§ TASK DETAILS: Find the string "image" in the records. Copy every line it appears in.

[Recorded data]
[BEGIN]

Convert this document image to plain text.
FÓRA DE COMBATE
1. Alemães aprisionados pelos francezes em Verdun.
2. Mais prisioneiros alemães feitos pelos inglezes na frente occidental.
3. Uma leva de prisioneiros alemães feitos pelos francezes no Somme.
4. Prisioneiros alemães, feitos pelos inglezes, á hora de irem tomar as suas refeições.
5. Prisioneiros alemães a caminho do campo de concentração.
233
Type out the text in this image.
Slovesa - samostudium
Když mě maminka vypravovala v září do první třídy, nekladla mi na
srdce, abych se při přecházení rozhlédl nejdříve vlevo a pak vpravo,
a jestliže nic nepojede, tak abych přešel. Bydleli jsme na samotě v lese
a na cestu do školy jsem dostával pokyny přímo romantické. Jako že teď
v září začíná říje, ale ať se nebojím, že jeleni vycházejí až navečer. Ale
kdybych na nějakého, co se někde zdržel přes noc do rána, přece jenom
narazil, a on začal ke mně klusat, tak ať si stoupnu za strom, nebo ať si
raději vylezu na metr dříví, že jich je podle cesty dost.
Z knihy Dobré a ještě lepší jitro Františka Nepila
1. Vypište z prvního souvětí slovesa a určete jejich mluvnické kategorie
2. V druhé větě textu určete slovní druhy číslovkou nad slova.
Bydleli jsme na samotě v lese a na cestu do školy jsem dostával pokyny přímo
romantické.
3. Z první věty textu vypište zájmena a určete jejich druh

[END]

§ RIGHT ANSWER:
Convert this document image to plain text.
Type out the text in this image.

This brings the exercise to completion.